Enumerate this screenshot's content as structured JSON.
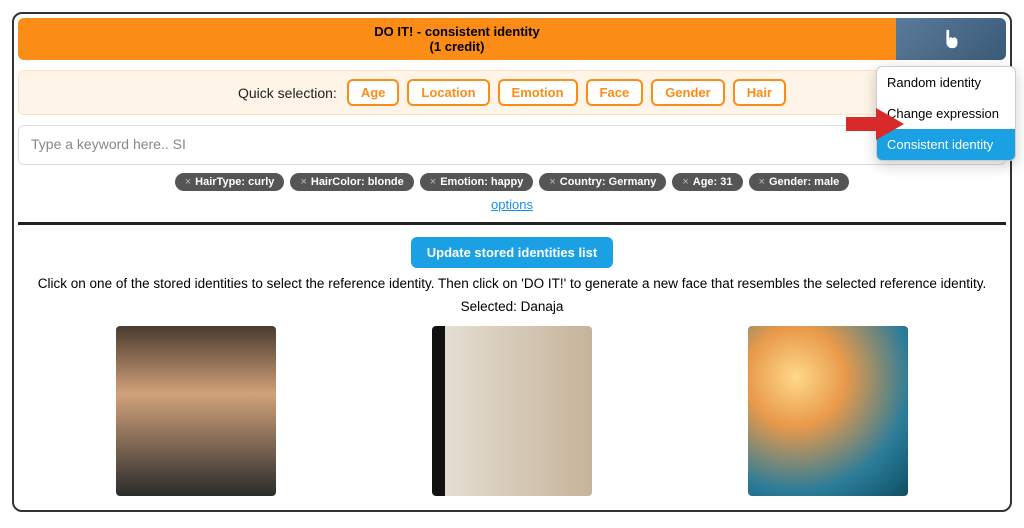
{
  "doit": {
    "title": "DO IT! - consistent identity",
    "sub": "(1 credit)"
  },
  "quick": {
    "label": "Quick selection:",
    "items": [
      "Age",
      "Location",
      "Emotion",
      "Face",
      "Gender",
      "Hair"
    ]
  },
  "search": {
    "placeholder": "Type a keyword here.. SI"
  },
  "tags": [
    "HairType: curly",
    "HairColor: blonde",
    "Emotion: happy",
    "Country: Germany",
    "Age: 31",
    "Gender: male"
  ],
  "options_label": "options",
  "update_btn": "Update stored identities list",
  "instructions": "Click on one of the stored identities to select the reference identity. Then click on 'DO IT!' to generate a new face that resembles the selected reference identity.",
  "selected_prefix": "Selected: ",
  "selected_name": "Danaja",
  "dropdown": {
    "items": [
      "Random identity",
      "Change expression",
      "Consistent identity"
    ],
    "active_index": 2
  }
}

→ **Exercise brief**: Quote in full the listing given above; the images are to be left out.

→ **Expected answer**:
Enumerate this screenshot's content as structured JSON.
{
  "doit": {
    "title": "DO IT! - consistent identity",
    "sub": "(1 credit)"
  },
  "quick": {
    "label": "Quick selection:",
    "items": [
      "Age",
      "Location",
      "Emotion",
      "Face",
      "Gender",
      "Hair"
    ]
  },
  "search": {
    "placeholder": "Type a keyword here.. SI"
  },
  "tags": [
    "HairType: curly",
    "HairColor: blonde",
    "Emotion: happy",
    "Country: Germany",
    "Age: 31",
    "Gender: male"
  ],
  "options_label": "options",
  "update_btn": "Update stored identities list",
  "instructions": "Click on one of the stored identities to select the reference identity. Then click on 'DO IT!' to generate a new face that resembles the selected reference identity.",
  "selected_prefix": "Selected: ",
  "selected_name": "Danaja",
  "dropdown": {
    "items": [
      "Random identity",
      "Change expression",
      "Consistent identity"
    ],
    "active_index": 2
  }
}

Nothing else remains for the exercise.